> _WHAT YOU WILL DO_
Scan the material below for lines with the word "correct" and report how many there are, with nothing added.

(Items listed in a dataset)

══════

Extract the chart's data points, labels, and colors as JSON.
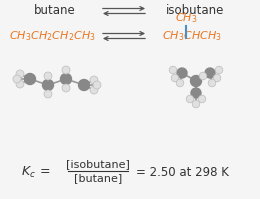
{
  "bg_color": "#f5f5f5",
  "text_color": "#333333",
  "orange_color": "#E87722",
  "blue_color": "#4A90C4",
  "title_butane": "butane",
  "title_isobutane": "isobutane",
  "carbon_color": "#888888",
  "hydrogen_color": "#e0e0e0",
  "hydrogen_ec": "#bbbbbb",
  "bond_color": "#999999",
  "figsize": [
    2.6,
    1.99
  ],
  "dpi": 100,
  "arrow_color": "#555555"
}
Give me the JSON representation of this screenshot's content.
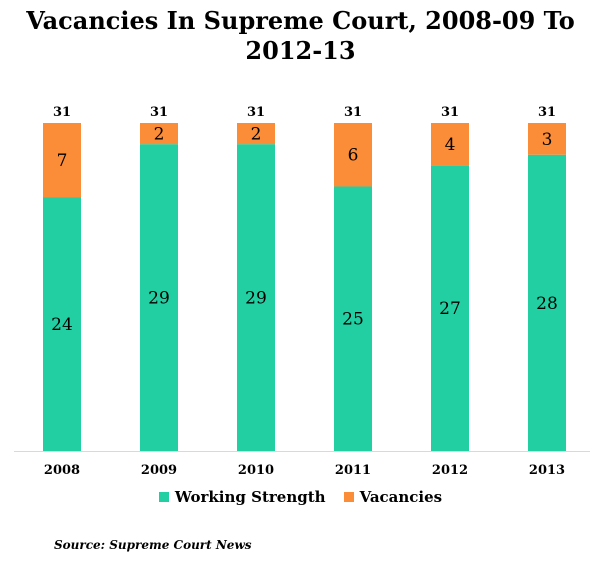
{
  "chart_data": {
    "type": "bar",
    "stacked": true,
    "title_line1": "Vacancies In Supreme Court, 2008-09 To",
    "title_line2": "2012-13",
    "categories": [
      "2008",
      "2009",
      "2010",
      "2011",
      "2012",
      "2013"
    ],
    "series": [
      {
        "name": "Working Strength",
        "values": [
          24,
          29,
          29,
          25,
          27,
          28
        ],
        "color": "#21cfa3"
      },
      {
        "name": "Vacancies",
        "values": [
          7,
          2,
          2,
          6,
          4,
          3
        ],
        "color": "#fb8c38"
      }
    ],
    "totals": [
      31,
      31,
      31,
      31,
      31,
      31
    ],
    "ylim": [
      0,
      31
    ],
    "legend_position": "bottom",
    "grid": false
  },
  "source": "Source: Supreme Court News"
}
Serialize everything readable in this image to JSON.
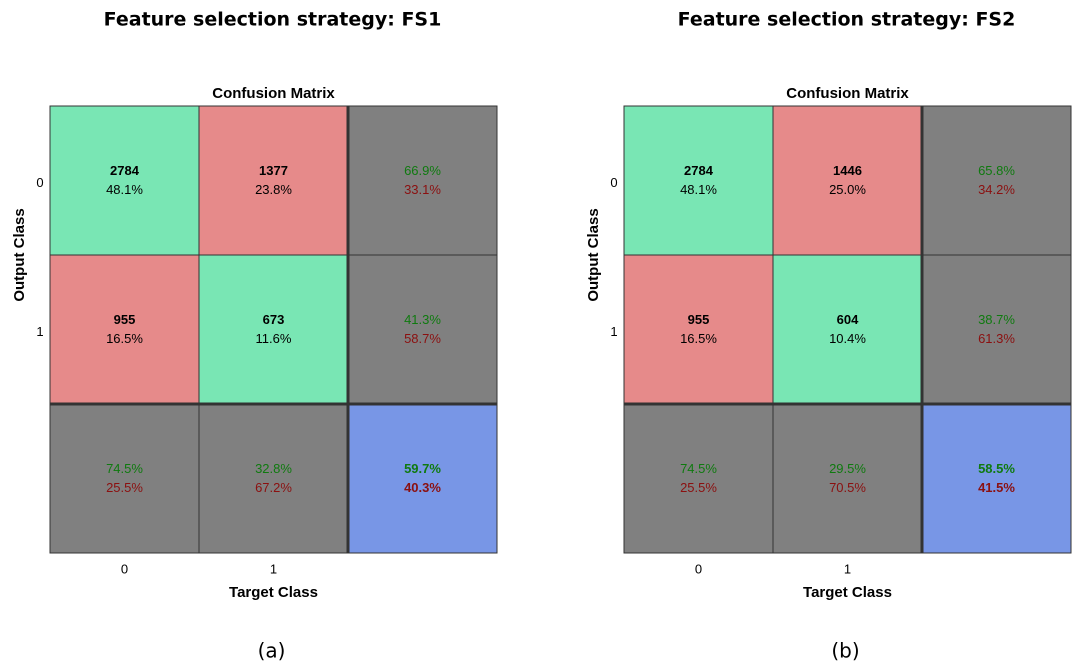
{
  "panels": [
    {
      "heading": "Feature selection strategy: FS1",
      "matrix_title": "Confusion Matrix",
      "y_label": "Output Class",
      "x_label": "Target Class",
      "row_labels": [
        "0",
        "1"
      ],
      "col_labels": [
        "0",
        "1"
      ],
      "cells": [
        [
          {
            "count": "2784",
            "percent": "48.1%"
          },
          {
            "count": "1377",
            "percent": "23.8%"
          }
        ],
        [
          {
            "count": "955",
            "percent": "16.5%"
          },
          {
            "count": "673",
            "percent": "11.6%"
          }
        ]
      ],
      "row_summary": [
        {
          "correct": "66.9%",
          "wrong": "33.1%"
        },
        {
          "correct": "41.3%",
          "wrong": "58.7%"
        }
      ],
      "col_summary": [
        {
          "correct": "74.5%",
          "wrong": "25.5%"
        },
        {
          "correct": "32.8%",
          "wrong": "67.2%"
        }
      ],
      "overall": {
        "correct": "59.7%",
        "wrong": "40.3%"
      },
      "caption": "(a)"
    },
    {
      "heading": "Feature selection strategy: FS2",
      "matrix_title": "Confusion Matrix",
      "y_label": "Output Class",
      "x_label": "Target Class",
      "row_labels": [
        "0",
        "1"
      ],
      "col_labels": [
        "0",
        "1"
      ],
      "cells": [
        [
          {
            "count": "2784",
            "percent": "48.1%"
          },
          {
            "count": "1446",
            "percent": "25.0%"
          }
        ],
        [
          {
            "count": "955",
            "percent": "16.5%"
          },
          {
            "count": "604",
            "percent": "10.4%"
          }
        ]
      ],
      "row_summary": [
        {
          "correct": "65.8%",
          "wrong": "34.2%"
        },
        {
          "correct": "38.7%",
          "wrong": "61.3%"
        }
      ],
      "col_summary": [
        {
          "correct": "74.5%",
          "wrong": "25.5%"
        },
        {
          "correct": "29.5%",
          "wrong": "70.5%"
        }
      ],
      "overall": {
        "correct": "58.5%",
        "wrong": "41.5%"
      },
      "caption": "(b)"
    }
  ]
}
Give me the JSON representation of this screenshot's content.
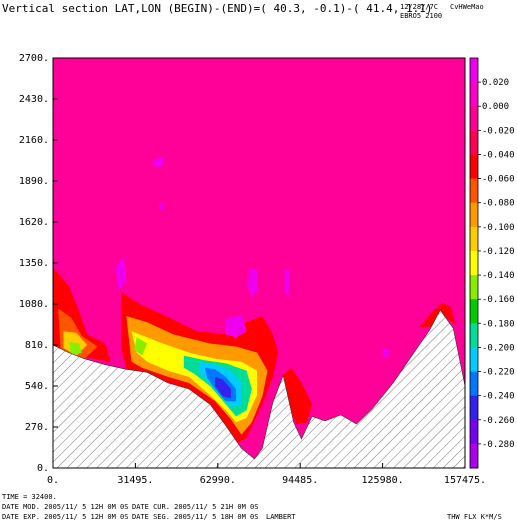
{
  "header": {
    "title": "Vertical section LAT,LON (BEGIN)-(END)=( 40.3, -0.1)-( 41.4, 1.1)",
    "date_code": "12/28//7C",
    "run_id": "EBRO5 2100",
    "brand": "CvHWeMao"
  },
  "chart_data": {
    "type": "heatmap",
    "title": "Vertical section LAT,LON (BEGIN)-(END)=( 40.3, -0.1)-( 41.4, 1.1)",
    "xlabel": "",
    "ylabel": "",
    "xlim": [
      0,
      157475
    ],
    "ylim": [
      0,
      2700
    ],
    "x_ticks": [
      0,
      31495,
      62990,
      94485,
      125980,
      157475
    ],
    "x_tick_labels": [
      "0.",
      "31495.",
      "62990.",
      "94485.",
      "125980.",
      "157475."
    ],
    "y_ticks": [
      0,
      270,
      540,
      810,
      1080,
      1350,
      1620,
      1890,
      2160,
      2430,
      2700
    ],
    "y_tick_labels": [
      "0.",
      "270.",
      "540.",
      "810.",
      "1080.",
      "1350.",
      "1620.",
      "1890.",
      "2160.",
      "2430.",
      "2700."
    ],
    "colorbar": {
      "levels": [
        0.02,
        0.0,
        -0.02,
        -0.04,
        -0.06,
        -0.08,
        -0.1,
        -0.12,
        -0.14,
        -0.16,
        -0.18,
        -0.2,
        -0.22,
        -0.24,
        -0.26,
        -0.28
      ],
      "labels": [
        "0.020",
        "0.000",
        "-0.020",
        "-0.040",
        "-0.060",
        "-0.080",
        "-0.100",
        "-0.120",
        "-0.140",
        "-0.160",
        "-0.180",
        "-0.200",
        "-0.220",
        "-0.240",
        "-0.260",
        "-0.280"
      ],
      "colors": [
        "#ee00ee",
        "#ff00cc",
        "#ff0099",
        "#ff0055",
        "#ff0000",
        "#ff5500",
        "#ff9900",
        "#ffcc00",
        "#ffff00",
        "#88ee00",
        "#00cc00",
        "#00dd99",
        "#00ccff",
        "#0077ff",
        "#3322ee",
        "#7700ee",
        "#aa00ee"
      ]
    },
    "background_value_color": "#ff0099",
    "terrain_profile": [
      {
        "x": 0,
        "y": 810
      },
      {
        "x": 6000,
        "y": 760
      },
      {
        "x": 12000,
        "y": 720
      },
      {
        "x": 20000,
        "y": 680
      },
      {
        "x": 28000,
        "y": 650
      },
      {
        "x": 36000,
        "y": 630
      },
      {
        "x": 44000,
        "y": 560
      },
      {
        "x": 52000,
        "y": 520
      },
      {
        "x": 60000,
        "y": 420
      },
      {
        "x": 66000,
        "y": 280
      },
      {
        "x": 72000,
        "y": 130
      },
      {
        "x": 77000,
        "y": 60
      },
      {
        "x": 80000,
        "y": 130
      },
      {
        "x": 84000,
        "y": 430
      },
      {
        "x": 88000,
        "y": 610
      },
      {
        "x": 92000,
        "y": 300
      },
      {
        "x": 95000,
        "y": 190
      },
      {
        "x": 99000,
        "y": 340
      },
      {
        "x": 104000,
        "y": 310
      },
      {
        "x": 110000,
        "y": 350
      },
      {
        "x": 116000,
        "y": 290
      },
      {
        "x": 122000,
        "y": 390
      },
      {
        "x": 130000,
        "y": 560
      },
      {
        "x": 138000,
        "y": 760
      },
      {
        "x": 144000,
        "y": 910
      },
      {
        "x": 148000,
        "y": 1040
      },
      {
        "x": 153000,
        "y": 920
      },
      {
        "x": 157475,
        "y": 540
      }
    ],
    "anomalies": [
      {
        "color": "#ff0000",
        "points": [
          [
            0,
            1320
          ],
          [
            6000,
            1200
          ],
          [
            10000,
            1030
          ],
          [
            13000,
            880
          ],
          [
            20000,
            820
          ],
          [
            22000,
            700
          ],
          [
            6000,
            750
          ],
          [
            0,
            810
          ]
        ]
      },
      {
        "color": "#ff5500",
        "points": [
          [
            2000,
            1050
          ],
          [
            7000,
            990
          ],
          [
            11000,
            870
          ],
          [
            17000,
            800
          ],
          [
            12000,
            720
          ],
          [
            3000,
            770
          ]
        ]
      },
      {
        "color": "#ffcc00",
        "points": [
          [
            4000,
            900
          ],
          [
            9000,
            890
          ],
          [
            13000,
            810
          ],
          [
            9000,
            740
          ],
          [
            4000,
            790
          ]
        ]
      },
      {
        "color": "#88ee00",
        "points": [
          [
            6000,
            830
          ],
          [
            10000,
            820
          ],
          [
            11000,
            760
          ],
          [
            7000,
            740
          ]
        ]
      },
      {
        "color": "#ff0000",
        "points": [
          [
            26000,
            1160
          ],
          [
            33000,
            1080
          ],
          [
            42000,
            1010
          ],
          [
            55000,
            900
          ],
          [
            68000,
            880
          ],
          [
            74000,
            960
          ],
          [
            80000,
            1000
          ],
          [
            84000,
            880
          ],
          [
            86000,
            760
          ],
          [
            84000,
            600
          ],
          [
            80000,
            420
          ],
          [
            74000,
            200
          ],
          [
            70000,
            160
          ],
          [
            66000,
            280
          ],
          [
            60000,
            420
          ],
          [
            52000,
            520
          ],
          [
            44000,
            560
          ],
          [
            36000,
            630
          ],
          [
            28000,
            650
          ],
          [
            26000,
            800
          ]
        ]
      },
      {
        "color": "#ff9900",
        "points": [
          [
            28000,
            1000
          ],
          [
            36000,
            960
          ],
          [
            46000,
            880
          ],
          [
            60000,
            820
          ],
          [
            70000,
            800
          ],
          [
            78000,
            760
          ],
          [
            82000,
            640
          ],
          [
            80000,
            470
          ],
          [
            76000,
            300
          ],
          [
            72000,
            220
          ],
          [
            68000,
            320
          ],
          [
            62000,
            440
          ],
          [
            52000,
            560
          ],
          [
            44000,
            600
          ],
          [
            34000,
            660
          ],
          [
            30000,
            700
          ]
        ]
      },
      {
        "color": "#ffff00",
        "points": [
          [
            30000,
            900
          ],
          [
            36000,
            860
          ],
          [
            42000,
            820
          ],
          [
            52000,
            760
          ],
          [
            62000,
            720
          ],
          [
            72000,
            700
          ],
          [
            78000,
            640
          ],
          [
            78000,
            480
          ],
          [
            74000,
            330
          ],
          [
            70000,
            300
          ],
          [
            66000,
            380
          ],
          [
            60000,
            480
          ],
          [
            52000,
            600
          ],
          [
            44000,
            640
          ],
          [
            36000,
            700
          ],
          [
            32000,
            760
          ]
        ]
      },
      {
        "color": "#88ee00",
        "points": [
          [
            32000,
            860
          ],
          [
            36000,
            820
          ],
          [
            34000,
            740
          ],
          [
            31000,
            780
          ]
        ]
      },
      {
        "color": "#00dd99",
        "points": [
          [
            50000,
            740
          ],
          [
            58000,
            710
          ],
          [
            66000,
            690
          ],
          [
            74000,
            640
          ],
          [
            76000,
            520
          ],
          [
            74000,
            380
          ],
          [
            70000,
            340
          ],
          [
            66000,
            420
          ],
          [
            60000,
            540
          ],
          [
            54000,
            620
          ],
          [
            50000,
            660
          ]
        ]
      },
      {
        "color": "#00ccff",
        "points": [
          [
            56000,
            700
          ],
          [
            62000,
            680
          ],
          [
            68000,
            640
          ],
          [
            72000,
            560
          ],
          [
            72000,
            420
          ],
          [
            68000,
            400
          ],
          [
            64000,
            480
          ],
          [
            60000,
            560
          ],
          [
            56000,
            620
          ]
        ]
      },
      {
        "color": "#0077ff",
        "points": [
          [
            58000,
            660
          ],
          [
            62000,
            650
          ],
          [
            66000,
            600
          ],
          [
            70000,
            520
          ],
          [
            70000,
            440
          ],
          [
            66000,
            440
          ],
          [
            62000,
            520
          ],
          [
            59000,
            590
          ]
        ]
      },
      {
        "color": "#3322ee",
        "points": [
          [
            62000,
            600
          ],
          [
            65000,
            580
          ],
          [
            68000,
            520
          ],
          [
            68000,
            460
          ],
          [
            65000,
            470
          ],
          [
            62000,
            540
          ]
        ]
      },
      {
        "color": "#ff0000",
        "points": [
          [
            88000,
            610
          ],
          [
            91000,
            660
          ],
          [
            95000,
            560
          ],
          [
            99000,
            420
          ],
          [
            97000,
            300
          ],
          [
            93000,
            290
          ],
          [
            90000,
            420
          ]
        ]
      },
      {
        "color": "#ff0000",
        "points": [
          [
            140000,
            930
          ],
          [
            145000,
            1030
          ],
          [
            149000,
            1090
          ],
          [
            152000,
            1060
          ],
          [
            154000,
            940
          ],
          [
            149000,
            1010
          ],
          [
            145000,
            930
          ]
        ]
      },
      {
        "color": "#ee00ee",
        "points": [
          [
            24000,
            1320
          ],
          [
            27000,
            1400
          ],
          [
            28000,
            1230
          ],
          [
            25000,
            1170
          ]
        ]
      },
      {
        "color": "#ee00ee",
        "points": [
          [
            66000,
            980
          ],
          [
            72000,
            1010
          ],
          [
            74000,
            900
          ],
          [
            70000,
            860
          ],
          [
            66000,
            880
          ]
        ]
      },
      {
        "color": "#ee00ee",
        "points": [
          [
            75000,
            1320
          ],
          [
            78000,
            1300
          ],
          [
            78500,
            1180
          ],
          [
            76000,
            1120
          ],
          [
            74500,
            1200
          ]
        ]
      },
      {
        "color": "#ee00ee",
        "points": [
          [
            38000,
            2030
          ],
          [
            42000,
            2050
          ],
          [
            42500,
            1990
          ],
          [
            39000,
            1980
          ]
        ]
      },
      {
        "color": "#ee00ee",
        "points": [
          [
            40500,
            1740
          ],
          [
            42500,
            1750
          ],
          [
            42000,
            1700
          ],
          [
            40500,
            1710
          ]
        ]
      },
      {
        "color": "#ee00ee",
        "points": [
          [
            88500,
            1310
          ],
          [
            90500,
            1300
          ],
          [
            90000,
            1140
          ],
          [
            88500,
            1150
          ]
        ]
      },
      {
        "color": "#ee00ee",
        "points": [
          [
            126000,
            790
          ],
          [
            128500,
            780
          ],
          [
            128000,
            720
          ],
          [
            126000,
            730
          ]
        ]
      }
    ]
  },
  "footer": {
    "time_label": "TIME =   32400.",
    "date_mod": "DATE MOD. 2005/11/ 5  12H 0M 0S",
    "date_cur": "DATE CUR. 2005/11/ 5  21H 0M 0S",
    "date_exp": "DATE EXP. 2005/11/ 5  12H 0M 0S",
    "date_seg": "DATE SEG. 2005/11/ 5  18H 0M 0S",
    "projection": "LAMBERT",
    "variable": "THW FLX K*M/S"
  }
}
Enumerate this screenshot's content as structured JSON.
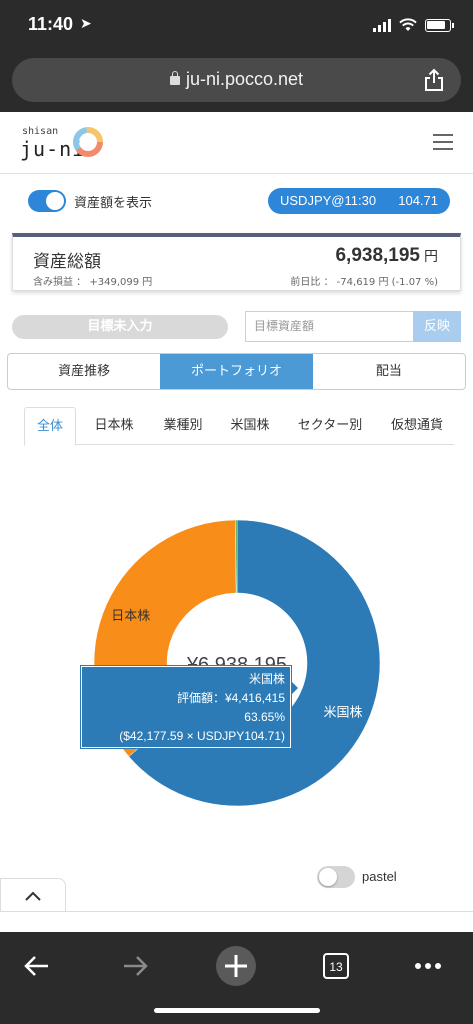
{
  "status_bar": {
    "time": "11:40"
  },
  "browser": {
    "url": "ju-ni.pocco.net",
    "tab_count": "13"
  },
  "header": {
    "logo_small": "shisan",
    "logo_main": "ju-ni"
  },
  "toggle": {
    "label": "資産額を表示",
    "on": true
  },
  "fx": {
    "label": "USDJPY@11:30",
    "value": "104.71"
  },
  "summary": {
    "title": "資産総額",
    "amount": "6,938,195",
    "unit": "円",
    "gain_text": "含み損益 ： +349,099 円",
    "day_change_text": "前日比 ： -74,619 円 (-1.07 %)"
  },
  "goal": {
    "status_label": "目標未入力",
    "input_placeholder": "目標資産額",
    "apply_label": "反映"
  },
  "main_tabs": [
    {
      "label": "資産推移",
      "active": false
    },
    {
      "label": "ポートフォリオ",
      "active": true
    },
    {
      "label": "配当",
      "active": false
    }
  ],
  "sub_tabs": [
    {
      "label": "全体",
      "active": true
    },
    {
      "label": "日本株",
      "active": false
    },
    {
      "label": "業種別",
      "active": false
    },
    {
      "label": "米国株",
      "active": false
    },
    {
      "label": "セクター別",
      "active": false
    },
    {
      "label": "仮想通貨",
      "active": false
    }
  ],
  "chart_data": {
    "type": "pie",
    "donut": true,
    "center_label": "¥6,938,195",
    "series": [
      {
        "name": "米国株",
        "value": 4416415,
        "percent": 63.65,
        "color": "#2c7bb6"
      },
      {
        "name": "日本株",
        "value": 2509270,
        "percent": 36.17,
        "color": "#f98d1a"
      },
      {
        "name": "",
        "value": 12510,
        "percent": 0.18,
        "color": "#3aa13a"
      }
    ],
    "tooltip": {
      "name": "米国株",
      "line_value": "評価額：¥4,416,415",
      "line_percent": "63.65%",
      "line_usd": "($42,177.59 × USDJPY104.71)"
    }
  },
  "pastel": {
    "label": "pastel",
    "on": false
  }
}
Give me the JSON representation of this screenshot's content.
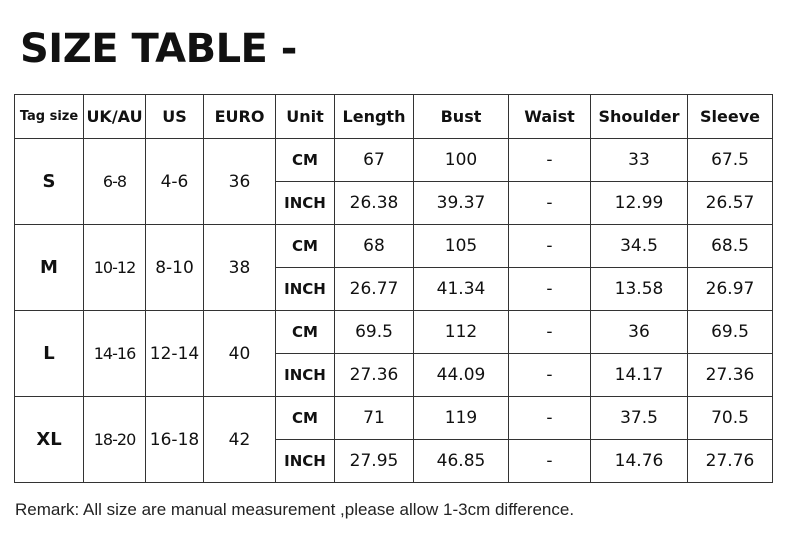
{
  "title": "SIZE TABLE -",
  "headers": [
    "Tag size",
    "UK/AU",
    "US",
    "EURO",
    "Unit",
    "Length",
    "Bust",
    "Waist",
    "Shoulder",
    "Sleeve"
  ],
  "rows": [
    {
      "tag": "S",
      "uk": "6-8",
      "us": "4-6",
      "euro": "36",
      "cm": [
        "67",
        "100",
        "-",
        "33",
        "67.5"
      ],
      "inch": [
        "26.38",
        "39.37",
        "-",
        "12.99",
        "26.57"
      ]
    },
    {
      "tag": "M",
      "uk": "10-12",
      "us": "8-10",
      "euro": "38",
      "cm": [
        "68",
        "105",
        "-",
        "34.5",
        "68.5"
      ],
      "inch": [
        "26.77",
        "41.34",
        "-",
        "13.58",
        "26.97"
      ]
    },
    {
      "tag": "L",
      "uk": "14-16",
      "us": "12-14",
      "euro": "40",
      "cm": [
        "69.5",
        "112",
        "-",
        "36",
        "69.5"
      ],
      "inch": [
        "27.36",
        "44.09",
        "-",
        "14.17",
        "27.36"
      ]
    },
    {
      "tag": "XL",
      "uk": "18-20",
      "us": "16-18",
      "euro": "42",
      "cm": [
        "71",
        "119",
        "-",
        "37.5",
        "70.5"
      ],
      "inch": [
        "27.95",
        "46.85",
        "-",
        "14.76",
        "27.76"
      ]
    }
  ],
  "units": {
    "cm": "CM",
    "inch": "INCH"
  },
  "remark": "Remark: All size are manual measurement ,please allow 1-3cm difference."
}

══════

> _ANSWER TO THE PROBLEM_
10